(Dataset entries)
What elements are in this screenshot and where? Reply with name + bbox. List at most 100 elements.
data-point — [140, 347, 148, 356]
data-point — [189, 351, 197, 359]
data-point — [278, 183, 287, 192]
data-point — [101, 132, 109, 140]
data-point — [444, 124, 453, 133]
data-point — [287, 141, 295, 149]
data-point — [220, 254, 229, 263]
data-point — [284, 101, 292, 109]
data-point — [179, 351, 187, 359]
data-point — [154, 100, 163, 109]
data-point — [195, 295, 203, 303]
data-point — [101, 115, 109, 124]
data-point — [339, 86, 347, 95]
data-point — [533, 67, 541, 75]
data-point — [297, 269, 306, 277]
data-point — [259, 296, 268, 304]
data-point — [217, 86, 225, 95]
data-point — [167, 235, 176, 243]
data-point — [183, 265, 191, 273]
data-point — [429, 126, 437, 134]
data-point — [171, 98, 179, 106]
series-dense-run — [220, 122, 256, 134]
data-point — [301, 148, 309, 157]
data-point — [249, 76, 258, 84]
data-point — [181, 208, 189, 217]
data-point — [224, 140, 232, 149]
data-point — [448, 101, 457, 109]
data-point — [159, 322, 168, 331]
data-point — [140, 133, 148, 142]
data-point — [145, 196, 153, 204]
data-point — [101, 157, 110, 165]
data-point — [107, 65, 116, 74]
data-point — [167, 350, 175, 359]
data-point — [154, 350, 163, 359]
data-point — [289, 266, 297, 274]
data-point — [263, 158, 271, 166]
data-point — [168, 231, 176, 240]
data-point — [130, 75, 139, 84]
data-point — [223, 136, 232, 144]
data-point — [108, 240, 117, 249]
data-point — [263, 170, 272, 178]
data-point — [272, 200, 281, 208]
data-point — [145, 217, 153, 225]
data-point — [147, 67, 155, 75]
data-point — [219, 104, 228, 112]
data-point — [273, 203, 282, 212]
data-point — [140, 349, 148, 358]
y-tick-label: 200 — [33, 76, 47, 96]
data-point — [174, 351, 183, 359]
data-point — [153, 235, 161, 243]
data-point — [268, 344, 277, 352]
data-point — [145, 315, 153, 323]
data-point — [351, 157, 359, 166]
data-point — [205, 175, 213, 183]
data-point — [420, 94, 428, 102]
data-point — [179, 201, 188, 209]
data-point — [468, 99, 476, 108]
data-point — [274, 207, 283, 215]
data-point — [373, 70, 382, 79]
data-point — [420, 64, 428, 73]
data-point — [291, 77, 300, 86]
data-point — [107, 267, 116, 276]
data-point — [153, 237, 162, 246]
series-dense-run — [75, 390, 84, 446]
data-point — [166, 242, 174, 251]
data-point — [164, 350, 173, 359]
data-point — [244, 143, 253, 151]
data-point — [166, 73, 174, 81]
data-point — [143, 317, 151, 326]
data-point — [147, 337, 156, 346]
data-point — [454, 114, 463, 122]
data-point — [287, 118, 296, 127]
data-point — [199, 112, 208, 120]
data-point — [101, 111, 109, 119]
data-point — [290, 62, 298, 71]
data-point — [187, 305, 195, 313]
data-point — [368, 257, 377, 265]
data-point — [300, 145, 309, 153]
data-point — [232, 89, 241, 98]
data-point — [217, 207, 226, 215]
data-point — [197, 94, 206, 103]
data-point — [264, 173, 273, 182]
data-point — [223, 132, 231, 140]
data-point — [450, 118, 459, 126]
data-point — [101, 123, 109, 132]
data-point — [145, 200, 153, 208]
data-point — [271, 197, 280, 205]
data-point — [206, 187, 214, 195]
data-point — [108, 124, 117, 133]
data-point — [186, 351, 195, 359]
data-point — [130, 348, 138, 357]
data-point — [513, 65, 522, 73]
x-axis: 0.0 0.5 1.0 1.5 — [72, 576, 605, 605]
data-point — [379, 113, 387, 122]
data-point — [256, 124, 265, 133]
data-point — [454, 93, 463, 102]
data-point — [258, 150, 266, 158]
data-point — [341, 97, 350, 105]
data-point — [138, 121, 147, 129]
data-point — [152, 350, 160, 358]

▶ **Given problem**: How many of the lines above contain the string "dense"? Reply with the number alone.

▶ **Full solution**: 2